§ **Exercise requirements**: Give the number of lines in the data that contain "distribution", and nothing more.

::: Extracted data :::

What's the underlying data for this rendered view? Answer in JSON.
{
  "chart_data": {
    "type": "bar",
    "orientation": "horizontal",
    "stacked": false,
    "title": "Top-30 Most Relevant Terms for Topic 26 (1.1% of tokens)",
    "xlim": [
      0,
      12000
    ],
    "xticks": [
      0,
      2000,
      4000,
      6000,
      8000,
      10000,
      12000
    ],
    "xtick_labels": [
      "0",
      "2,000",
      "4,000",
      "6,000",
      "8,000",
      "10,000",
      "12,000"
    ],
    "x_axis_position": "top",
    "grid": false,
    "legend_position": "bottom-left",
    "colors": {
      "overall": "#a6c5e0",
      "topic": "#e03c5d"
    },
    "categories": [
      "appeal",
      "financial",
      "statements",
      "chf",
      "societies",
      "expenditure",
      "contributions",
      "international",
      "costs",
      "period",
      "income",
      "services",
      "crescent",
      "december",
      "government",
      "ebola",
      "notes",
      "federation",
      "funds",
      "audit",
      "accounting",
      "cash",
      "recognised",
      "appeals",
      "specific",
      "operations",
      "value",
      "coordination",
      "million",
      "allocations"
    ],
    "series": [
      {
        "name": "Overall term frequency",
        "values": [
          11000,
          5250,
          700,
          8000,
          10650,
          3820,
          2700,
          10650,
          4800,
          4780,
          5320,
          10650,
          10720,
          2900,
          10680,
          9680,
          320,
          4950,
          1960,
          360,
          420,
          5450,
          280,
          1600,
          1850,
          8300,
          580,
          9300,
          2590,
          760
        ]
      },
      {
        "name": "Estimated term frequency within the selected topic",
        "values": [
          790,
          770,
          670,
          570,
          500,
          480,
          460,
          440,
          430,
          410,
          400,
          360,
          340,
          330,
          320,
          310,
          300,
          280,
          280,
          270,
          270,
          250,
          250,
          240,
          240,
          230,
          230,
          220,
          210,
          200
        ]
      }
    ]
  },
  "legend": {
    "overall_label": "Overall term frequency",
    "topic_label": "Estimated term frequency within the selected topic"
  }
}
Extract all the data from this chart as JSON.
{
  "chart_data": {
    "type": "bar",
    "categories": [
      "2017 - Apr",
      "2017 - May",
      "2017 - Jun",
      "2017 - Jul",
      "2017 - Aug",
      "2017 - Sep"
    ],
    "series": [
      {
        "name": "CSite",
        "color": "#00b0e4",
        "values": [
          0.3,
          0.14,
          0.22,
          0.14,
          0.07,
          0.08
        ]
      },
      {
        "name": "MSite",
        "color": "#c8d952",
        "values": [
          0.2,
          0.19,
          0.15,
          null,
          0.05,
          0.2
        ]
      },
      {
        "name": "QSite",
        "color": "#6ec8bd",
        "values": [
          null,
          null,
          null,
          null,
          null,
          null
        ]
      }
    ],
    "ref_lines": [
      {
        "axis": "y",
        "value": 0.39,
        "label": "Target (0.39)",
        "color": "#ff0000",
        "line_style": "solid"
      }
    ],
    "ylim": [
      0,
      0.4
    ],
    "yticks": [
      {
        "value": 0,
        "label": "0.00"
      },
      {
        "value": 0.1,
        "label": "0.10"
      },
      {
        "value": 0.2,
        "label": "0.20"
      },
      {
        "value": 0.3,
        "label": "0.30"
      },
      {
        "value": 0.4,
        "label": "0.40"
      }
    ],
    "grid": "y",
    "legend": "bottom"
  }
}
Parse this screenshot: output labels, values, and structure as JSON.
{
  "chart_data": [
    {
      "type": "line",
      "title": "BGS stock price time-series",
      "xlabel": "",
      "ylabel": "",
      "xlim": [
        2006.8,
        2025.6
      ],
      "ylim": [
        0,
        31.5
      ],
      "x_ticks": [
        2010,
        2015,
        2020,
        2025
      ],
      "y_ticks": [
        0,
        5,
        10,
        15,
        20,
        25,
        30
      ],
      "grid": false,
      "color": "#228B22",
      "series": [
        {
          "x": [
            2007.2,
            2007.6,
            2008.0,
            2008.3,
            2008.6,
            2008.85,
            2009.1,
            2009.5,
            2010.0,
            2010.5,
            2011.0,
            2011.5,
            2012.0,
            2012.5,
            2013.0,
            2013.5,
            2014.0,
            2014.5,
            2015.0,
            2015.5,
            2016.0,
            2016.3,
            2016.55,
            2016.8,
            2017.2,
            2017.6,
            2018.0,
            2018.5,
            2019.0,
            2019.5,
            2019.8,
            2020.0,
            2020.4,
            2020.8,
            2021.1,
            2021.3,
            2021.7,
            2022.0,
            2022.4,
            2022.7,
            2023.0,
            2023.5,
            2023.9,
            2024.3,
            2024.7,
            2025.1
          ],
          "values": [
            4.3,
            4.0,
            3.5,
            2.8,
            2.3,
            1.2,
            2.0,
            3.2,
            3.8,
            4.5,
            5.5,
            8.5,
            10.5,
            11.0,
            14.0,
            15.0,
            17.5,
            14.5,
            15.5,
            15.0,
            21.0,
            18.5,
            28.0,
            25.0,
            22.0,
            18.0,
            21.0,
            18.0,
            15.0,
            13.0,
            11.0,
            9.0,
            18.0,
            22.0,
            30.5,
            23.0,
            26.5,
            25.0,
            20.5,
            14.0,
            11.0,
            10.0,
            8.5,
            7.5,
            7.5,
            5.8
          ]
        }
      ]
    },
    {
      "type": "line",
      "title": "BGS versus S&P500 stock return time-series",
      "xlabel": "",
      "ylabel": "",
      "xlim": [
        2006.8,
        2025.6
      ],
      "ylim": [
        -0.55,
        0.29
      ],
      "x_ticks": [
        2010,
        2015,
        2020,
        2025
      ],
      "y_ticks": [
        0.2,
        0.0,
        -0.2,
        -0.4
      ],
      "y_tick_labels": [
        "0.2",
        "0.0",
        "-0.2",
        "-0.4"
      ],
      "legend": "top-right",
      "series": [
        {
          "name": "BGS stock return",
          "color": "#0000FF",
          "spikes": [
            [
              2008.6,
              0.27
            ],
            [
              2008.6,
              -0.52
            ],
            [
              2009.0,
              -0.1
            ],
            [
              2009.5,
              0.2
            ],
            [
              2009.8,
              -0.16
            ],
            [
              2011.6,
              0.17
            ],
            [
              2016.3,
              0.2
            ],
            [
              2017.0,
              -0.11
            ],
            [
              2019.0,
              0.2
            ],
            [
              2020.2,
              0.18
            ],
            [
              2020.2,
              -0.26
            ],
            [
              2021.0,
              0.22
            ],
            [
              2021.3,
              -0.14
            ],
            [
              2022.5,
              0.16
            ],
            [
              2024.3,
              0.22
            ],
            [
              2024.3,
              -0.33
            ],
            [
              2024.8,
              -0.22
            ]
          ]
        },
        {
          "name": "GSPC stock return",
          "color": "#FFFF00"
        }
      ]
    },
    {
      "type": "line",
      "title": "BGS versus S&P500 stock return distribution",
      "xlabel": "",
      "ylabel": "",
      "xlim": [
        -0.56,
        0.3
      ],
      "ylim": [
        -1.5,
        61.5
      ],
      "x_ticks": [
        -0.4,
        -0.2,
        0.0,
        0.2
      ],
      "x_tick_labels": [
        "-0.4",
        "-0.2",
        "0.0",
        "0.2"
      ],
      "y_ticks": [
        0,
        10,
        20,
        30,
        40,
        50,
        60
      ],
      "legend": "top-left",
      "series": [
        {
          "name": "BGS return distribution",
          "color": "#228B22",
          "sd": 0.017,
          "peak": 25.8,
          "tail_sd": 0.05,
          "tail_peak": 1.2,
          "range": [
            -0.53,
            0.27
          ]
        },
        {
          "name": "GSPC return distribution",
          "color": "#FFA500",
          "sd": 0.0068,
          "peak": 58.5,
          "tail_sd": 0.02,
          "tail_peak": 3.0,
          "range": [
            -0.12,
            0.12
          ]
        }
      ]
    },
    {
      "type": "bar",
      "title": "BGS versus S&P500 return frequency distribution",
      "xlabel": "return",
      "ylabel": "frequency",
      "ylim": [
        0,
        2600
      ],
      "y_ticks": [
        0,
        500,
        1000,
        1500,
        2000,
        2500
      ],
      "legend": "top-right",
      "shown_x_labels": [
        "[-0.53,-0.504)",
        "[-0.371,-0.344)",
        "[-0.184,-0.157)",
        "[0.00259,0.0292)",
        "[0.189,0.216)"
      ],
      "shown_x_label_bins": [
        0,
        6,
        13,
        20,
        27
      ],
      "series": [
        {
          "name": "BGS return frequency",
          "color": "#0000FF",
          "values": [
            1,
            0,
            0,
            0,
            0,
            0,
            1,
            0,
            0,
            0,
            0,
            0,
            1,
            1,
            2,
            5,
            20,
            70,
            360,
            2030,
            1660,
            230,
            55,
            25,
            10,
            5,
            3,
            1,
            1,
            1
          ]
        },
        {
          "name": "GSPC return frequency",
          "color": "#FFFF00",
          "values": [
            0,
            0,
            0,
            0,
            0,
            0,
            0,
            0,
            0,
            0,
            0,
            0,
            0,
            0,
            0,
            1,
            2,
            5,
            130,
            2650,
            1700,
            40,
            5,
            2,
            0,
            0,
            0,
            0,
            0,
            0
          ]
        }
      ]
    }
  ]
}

:::

§ **Response**: 4